● **Exercise task**: Please return the records from the line with "month-tick-label: M xyxy=(322,569,337,588)" up to and including the line with "data-point xyxy=(446,174,461,189)", repeating each line unchanged.
:: Material for the task
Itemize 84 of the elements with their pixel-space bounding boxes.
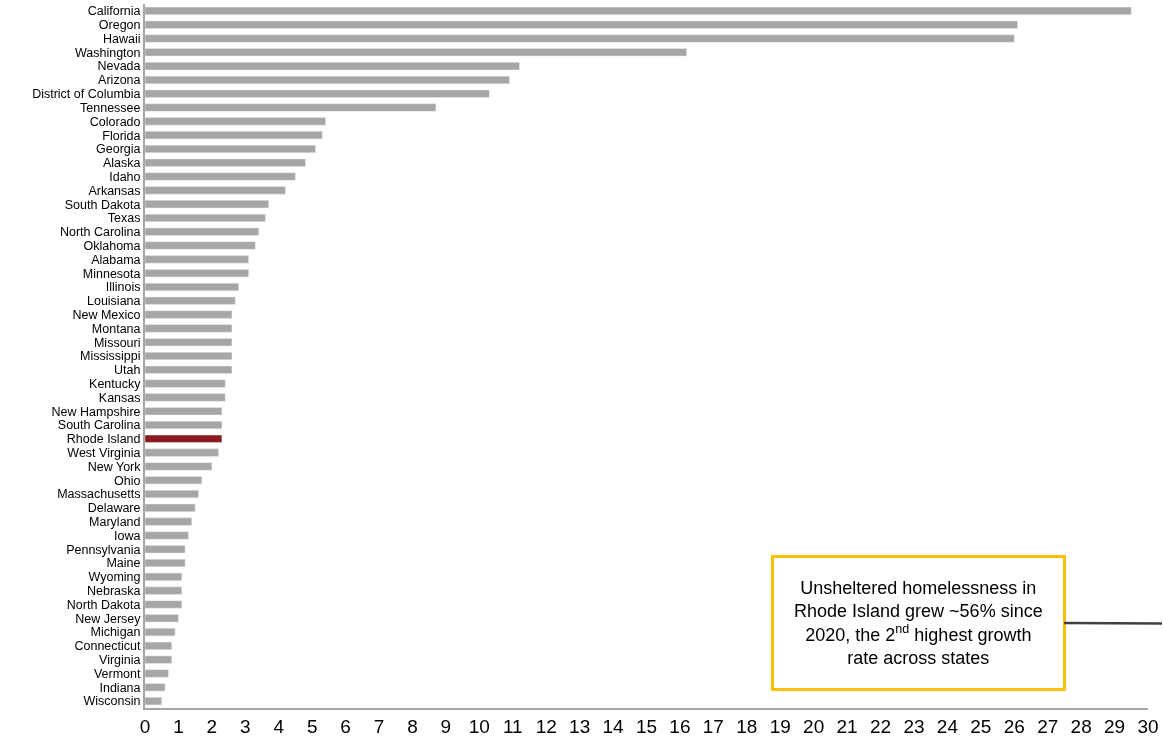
y-tick-label: New York (87, 459, 142, 474)
y-tick-label: New Jersey (75, 611, 142, 626)
x-tick-label: 30 (1137, 715, 1159, 737)
x-tick-label: 22 (869, 715, 892, 737)
x-tick-label: 16 (669, 715, 691, 737)
y-tick-label: North Dakota (66, 597, 141, 612)
x-tick-label: 7 (373, 715, 385, 737)
x-tick-label: 24 (936, 715, 959, 737)
y-tick-label: Colorado (89, 114, 141, 129)
y-tick-label: Utah (114, 363, 141, 378)
y-tick-label: Maryland (89, 515, 141, 530)
x-tick-label: 14 (602, 715, 625, 737)
y-tick-label: Montana (91, 321, 141, 336)
x-tick-label: 27 (1037, 715, 1059, 737)
x-tick-label: 26 (1003, 715, 1025, 737)
y-tick-label: Idaho (109, 169, 141, 184)
y-tick-label: Michigan (90, 625, 141, 640)
y-tick-label: Missouri (93, 335, 141, 350)
x-tick-label: 4 (273, 715, 285, 737)
x-tick-label: 0 (139, 715, 151, 737)
y-tick-label: New Mexico (72, 307, 141, 322)
bar (145, 434, 223, 443)
x-tick-label: 23 (903, 715, 925, 737)
y-tick-label: Pennsylvania (66, 542, 141, 557)
y-tick-label: Massachusetts (57, 487, 141, 502)
y-tick-label: District of Columbia (32, 87, 141, 102)
x-tick-label: 3 (240, 715, 251, 737)
y-tick-label: Ohio (114, 473, 141, 488)
y-tick-label: Georgia (96, 142, 141, 157)
x-tick-label: 13 (569, 715, 591, 737)
x-tick-label: 29 (1104, 715, 1126, 737)
y-tick-label: Louisiana (86, 294, 141, 309)
y-tick-label: Texas (107, 211, 141, 226)
y-tick-label: Iowa (114, 528, 141, 543)
annotation: Unsheltered homelessness in Rhode Island grew ~56% since 2020, the 2$^{nd}$ highest growth rate across states (794, 578, 1043, 669)
y-tick-label: Washington (74, 45, 141, 60)
x-tick-label: 10 (468, 715, 490, 737)
y-tick-label: Virginia (99, 653, 141, 668)
y-tick-label: Minnesota (82, 266, 141, 281)
y-tick-label: Arizona (98, 73, 141, 88)
y-tick-label: Oklahoma (83, 238, 141, 253)
y-tick-label: Wyoming (88, 570, 141, 585)
y-tick-label: Tennessee (80, 100, 141, 115)
y-tick-label: New Hampshire (51, 404, 141, 419)
y-tick-label: Maine (106, 556, 141, 571)
y-tick-label: Wisconsin (83, 694, 141, 709)
y-tick-label: South Dakota (64, 197, 141, 212)
y-tick-label: North Carolina (59, 225, 141, 240)
y-tick-label: Illinois (105, 280, 141, 295)
x-tick-label: 8 (407, 715, 418, 737)
x-tick-label: 6 (340, 715, 351, 737)
y-tick-label: Mississippi (80, 349, 141, 364)
x-tick-label: 9 (440, 715, 452, 737)
x-tick-label: 1 (173, 715, 184, 737)
x-tick-label: 20 (803, 715, 825, 737)
x-tick-label: 12 (535, 715, 557, 737)
x-tick-label: 15 (635, 715, 658, 737)
y-tick-label: Kansas (98, 390, 141, 405)
y-tick-label: Arkansas (88, 183, 141, 198)
x-tick-label: 11 (502, 715, 523, 737)
y-tick-label: Florida (102, 128, 141, 143)
y-tick-label: Nebraska (87, 584, 141, 599)
x-tick-label: 21 (836, 715, 858, 737)
x-tick-label: 5 (306, 715, 318, 737)
y-tick-label: South Carolina (57, 418, 141, 433)
x-tick-label: 28 (1070, 715, 1092, 737)
y-tick-label: Nevada (97, 59, 141, 74)
y-tick-label: Delaware (87, 501, 141, 516)
x-tick-label: 19 (769, 715, 791, 737)
x-tick-label: 2 (206, 715, 218, 737)
y-tick-label: Alaska (102, 156, 141, 171)
y-tick-label: Hawaii (102, 31, 141, 46)
y-tick-label: Indiana (99, 680, 141, 695)
x-tick-label: 25 (970, 715, 992, 737)
x-tick-label: 17 (702, 715, 724, 737)
x-tick-label: 18 (736, 715, 758, 737)
y-tick-label: Alabama (91, 252, 141, 267)
y-tick-label: West Virginia (67, 446, 141, 461)
y-tick-label: Oregon (98, 18, 141, 33)
y-tick-label: Connecticut (74, 639, 142, 654)
y-tick-label: Vermont (93, 666, 142, 681)
y-tick-label: Rhode Island (66, 432, 141, 447)
y-tick-label: Kentucky (89, 376, 142, 391)
y-tick-label: California (87, 4, 141, 19)
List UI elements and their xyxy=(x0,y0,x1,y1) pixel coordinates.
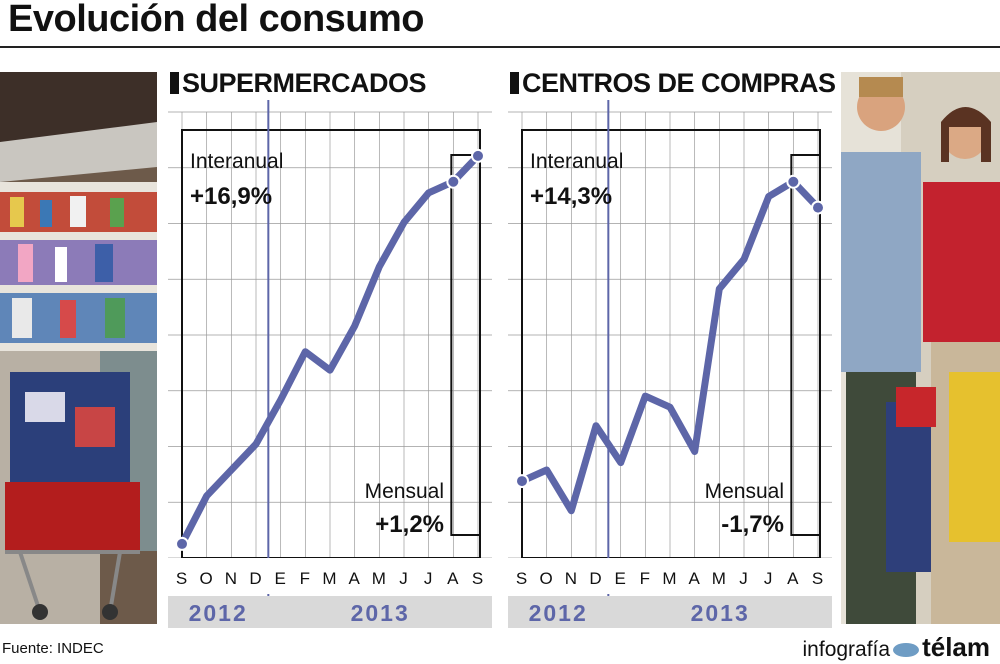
month-tick-label: M xyxy=(322,569,337,588)
month-tick-label: D xyxy=(589,569,602,588)
series-points xyxy=(515,174,825,489)
month-tick-label: N xyxy=(225,569,238,588)
chart-grid xyxy=(508,100,832,559)
title-square-icon xyxy=(170,72,179,94)
year-axis-band: 2012 2013 xyxy=(508,596,832,628)
year-label: 2012 xyxy=(529,600,588,626)
interanual-value: +14,3% xyxy=(530,183,612,210)
mensual-label: Mensual xyxy=(705,480,784,503)
month-tick-label: M xyxy=(372,569,387,588)
month-tick-label: J xyxy=(764,569,774,588)
year-axis-band: 2012 2013 xyxy=(168,596,492,628)
month-tick-label: F xyxy=(640,569,651,588)
month-tick-label: E xyxy=(274,569,286,588)
data-point xyxy=(786,174,801,189)
data-point xyxy=(471,148,485,163)
month-tick-label: J xyxy=(424,569,434,588)
credit: infografía télam xyxy=(803,632,990,663)
title-divider xyxy=(0,46,1000,48)
month-tick-label: A xyxy=(348,569,360,588)
month-tick-label: A xyxy=(447,569,459,588)
credit-prefix: infografía xyxy=(802,638,891,661)
month-tick-label: N xyxy=(565,569,578,588)
title-square-icon xyxy=(510,72,519,94)
month-tick-label: F xyxy=(300,569,311,588)
series-points xyxy=(175,148,485,551)
month-tick-label: E xyxy=(614,569,626,588)
month-tick-label: S xyxy=(472,569,484,588)
series-line xyxy=(518,178,822,515)
year-label: 2012 xyxy=(189,600,248,626)
month-tick-label: M xyxy=(712,569,727,588)
month-tick-label: M xyxy=(662,569,677,588)
mensual-value: -1,7% xyxy=(721,511,784,538)
data-point xyxy=(175,536,189,551)
month-tick-label: S xyxy=(516,569,528,588)
page-title: Evolución del consumo xyxy=(8,0,425,40)
supermercados-title-text: SUPERMERCADOS xyxy=(182,68,427,98)
mensual-label: Mensual xyxy=(365,480,444,503)
shoppers-photo xyxy=(841,72,1000,624)
month-tick-label: D xyxy=(249,569,262,588)
centros-de-compras-title: CENTROS DE COMPRAS xyxy=(510,68,836,99)
interanual-label: Interanual xyxy=(530,150,623,173)
month-tick-label: J xyxy=(739,569,749,588)
credit-brand: télam xyxy=(922,632,990,662)
interanual-label: Interanual xyxy=(190,150,283,173)
data-point xyxy=(515,474,529,489)
interanual-value: +16,9% xyxy=(190,183,272,210)
mensual-value: +1,2% xyxy=(375,511,444,538)
centros-de-compras-title-text: CENTROS DE COMPRAS xyxy=(522,68,836,98)
month-tick-label: S xyxy=(812,569,824,588)
data-point xyxy=(446,174,461,189)
month-tick-label: A xyxy=(787,569,799,588)
supermarket-photo xyxy=(0,72,157,624)
month-tick-label: O xyxy=(540,569,554,588)
year-label: 2013 xyxy=(691,600,750,626)
source-note: Fuente: INDEC xyxy=(2,640,104,657)
series-line xyxy=(178,152,482,548)
month-tick-label: A xyxy=(688,569,700,588)
telam-logo-icon xyxy=(893,643,920,658)
month-tick-label: S xyxy=(176,569,188,588)
month-tick-label: J xyxy=(399,569,409,588)
year-label: 2013 xyxy=(351,600,410,626)
month-tick-label: O xyxy=(200,569,214,588)
supermercados-title: SUPERMERCADOS xyxy=(170,68,427,99)
data-point xyxy=(811,200,825,215)
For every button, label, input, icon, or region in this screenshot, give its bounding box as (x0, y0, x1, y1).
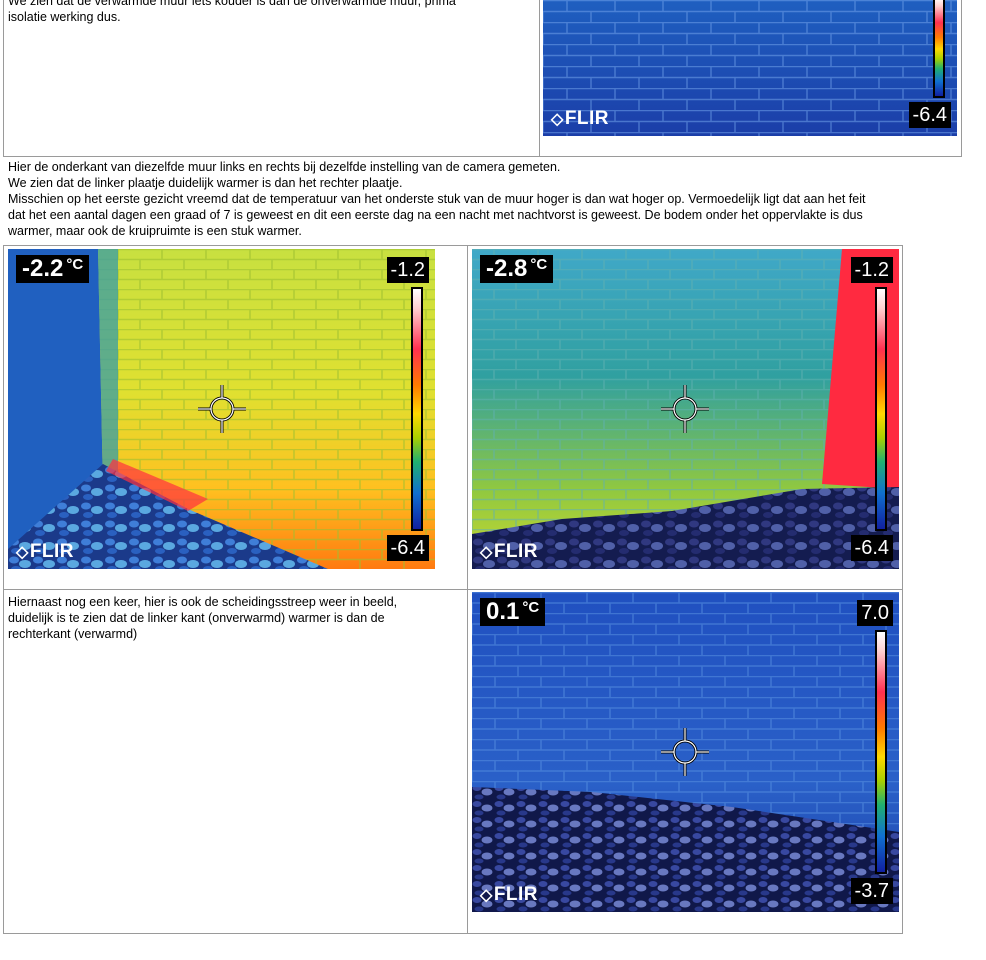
thermal-scale-max: -1.2 (850, 257, 893, 283)
text-line: rechterkant (verwarmd) (8, 627, 138, 641)
thermal-image-left-graphic (8, 249, 435, 569)
text-line: Hiernaast nog een keer, hier is ook de s… (8, 595, 398, 609)
thermal-image-bottom-graphic (472, 592, 899, 912)
text-line: We zien dat de linker plaatje duidelijk … (8, 176, 403, 190)
text-line: duidelijk is te zien dat de linker kant … (8, 611, 385, 625)
spot-temperature: 0.1 °C (480, 598, 546, 626)
thermal-image-top: -6.4 ◇FLIR (543, 0, 957, 136)
text-line: We zien dat de verwarmde muur iets koude… (8, 0, 456, 8)
thermal-scale-min: -6.4 (386, 535, 429, 561)
text-line: warmer, maar ook de kruipruimte is een s… (8, 224, 302, 238)
bottom-row-text: Hiernaast nog een keer, hier is ook de s… (8, 594, 463, 642)
top-table-text: We zien dat de verwarmde muur iets koude… (8, 0, 533, 25)
thermal-scale-max: 7.0 (857, 600, 893, 626)
text-line: Misschien op het eerste gezicht vreemd d… (8, 192, 866, 206)
spot-temperature: -2.8 °C (480, 255, 554, 283)
spot-temperature-value: -2.8 (486, 255, 528, 282)
thermal-image-bottom: 0.1 °C 7.0 -3.7 ◇FLIR (472, 592, 899, 912)
flir-logo: ◇FLIR (551, 108, 610, 129)
middle-paragraph: Hier de onderkant van diezelfde muur lin… (8, 159, 983, 239)
thermal-scale-min: -3.7 (850, 878, 893, 904)
thermal-image-right-graphic (472, 249, 899, 569)
text-line: dat het een aantal dagen een graad of 7 … (8, 208, 863, 222)
temperature-unit: °C (530, 256, 548, 273)
thermal-image-right: -2.8 °C -1.2 -6.4 ◇FLIR (472, 249, 899, 569)
thermal-scale-bar (933, 0, 945, 98)
top-table-divider (539, 0, 540, 157)
image-table-row-divider (3, 589, 903, 590)
flir-logo: ◇FLIR (480, 884, 539, 905)
thermal-image-top-graphic (543, 0, 957, 136)
text-line: isolatie werking dus. (8, 10, 121, 24)
flir-logo: ◇FLIR (16, 541, 75, 562)
spot-temperature-value: -2.2 (22, 255, 64, 282)
spot-temperature: -2.2 °C (16, 255, 90, 283)
flir-logo: ◇FLIR (480, 541, 539, 562)
spot-temperature-value: 0.1 (486, 598, 520, 625)
thermal-scale-bar (875, 630, 887, 874)
thermal-image-left: -2.2 °C -1.2 -6.4 ◇FLIR (8, 249, 435, 569)
thermal-scale-min: -6.4 (850, 535, 893, 561)
top-table (3, 0, 962, 157)
temperature-unit: °C (522, 599, 540, 616)
thermal-scale-bar (411, 287, 423, 531)
thermal-scale-bar (875, 287, 887, 531)
thermal-scale-min: -6.4 (908, 102, 951, 128)
text-line: Hier de onderkant van diezelfde muur lin… (8, 160, 561, 174)
temperature-unit: °C (66, 256, 84, 273)
thermal-scale-max: -1.2 (386, 257, 429, 283)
::::
● **Written answer**:
month-tick-label: M xyxy=(322,569,337,588)
month-tick-label: D xyxy=(589,569,602,588)
series-points xyxy=(515,174,825,489)
month-tick-label: N xyxy=(225,569,238,588)
chart-grid xyxy=(508,100,832,559)
title-square-icon xyxy=(170,72,179,94)
year-axis-band: 2012 2013 xyxy=(508,596,832,628)
year-label: 2012 xyxy=(529,600,588,626)
interanual-value: +14,3% xyxy=(530,183,612,210)
mensual-label: Mensual xyxy=(705,480,784,503)
month-tick-label: M xyxy=(372,569,387,588)
month-tick-label: J xyxy=(764,569,774,588)
year-axis-band: 2012 2013 xyxy=(168,596,492,628)
month-tick-label: F xyxy=(640,569,651,588)
month-tick-label: E xyxy=(274,569,286,588)
data-point xyxy=(786,174,801,189)
data-point xyxy=(471,148,485,163)
month-tick-label: J xyxy=(424,569,434,588)
credit: infografía télam xyxy=(803,632,990,663)
title-divider xyxy=(0,46,1000,48)
month-tick-label: A xyxy=(348,569,360,588)
month-tick-label: A xyxy=(447,569,459,588)
credit-prefix: infografía xyxy=(802,638,891,661)
month-tick-label: N xyxy=(565,569,578,588)
title-square-icon xyxy=(510,72,519,94)
month-tick-label: F xyxy=(300,569,311,588)
series-points xyxy=(175,148,485,551)
month-tick-label: E xyxy=(614,569,626,588)
month-tick-label: S xyxy=(472,569,484,588)
series-line xyxy=(518,178,822,515)
year-label: 2012 xyxy=(189,600,248,626)
month-tick-label: M xyxy=(712,569,727,588)
month-tick-label: M xyxy=(662,569,677,588)
mensual-value: -1,7% xyxy=(721,511,784,538)
data-point xyxy=(175,536,189,551)
month-tick-label: S xyxy=(516,569,528,588)
page-title: Evolución del consumo xyxy=(8,0,425,40)
supermercados-title-text: SUPERMERCADOS xyxy=(182,68,427,98)
mensual-label: Mensual xyxy=(365,480,444,503)
shoppers-photo xyxy=(841,72,1000,624)
month-tick-label: D xyxy=(249,569,262,588)
centros-de-compras-title: CENTROS DE COMPRAS xyxy=(510,68,836,99)
interanual-label: Interanual xyxy=(530,150,623,173)
month-tick-label: J xyxy=(739,569,749,588)
credit-brand: télam xyxy=(922,632,990,662)
interanual-label: Interanual xyxy=(190,150,283,173)
data-point xyxy=(515,474,529,489)
interanual-value: +16,9% xyxy=(190,183,272,210)
mensual-value: +1,2% xyxy=(375,511,444,538)
centros-de-compras-title-text: CENTROS DE COMPRAS xyxy=(522,68,836,98)
month-tick-label: S xyxy=(812,569,824,588)
data-point xyxy=(446,174,461,189)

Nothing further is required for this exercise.